(Dataset entries)
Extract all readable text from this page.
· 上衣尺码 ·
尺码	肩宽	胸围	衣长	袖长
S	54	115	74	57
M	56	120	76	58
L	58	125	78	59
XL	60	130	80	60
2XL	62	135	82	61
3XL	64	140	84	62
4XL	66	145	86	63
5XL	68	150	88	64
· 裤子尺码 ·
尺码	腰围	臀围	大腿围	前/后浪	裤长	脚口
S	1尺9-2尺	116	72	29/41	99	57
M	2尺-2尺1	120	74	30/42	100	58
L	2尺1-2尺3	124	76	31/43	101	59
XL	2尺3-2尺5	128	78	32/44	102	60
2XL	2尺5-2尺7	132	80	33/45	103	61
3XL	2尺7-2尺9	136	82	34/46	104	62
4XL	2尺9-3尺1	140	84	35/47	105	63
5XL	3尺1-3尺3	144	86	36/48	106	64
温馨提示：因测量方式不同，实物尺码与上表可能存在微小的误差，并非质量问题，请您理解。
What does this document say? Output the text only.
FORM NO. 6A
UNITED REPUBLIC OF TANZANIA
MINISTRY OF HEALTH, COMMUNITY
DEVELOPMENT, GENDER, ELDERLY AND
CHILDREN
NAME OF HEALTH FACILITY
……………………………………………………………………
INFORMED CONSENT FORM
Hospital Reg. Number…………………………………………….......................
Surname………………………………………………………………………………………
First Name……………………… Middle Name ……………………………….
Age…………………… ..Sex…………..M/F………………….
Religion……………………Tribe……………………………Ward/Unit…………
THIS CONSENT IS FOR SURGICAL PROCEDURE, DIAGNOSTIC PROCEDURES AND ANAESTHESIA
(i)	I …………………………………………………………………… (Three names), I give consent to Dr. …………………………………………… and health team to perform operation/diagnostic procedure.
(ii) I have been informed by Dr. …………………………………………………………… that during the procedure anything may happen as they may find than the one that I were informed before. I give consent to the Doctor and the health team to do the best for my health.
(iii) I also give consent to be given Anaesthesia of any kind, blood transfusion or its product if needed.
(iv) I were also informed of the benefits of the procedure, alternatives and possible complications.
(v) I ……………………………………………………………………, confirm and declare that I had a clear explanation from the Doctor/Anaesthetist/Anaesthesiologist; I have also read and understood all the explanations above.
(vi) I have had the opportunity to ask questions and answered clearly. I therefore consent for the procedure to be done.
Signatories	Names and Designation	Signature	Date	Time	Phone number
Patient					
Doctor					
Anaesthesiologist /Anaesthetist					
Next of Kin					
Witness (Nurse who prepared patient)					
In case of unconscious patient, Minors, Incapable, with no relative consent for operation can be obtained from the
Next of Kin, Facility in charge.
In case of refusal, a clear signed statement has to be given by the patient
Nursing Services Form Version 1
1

## Exercise directions
Return, from the data, each line that has the word "text" in it.

## Solution
Extract all readable text from this page.
What does this document say? Output the text only.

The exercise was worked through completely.